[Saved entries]
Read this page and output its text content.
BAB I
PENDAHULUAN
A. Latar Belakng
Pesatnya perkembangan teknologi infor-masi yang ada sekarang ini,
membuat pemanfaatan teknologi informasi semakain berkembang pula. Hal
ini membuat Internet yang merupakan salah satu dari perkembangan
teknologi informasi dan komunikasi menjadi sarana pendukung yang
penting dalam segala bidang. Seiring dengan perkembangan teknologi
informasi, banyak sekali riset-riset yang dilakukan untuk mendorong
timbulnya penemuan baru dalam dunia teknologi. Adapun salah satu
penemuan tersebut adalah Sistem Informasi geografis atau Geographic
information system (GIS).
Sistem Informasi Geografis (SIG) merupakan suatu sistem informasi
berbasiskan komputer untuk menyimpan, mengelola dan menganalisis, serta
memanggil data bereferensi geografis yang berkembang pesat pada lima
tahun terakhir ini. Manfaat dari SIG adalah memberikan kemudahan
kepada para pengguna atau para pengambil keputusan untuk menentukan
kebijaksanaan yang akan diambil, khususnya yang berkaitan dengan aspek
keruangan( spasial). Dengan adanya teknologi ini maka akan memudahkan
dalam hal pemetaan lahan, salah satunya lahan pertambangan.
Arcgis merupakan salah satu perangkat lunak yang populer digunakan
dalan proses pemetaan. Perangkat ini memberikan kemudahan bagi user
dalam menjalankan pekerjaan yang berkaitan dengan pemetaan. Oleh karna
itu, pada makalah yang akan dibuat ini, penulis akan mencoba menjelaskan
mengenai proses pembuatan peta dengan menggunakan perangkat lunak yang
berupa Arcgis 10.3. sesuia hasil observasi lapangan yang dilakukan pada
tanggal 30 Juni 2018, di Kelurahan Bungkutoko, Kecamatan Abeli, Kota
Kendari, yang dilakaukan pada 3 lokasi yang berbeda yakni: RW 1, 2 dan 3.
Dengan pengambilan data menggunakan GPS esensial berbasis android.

To do: Type out the full listing again, exactly as given.

Response for this exercise:
Read this page and output its text content.
BAB I
PENDAHULUAN
A. Latar Belakng
Pesatnya perkembangan teknologi infor-masi yang ada sekarang ini,
membuat pemanfaatan teknologi informasi semakain berkembang pula. Hal
ini membuat Internet yang merupakan salah satu dari perkembangan
teknologi informasi dan komunikasi menjadi sarana pendukung yang
penting dalam segala bidang. Seiring dengan perkembangan teknologi
informasi, banyak sekali riset-riset yang dilakukan untuk mendorong
timbulnya penemuan baru dalam dunia teknologi. Adapun salah satu
penemuan tersebut adalah Sistem Informasi geografis atau Geographic
information system (GIS).
Sistem Informasi Geografis (SIG) merupakan suatu sistem informasi
berbasiskan komputer untuk menyimpan, mengelola dan menganalisis, serta
memanggil data bereferensi geografis yang berkembang pesat pada lima
tahun terakhir ini. Manfaat dari SIG adalah memberikan kemudahan
kepada para pengguna atau para pengambil keputusan untuk menentukan
kebijaksanaan yang akan diambil, khususnya yang berkaitan dengan aspek
keruangan( spasial). Dengan adanya teknologi ini maka akan memudahkan
dalam hal pemetaan lahan, salah satunya lahan pertambangan.
Arcgis merupakan salah satu perangkat lunak yang populer digunakan
dalan proses pemetaan. Perangkat ini memberikan kemudahan bagi user
dalam menjalankan pekerjaan yang berkaitan dengan pemetaan. Oleh karna
itu, pada makalah yang akan dibuat ini, penulis akan mencoba menjelaskan
mengenai proses pembuatan peta dengan menggunakan perangkat lunak yang
berupa Arcgis 10.3. sesuia hasil observasi lapangan yang dilakukan pada
tanggal 30 Juni 2018, di Kelurahan Bungkutoko, Kecamatan Abeli, Kota
Kendari, yang dilakaukan pada 3 lokasi yang berbeda yakni: RW 1, 2 dan 3.
Dengan pengambilan data menggunakan GPS esensial berbasis android.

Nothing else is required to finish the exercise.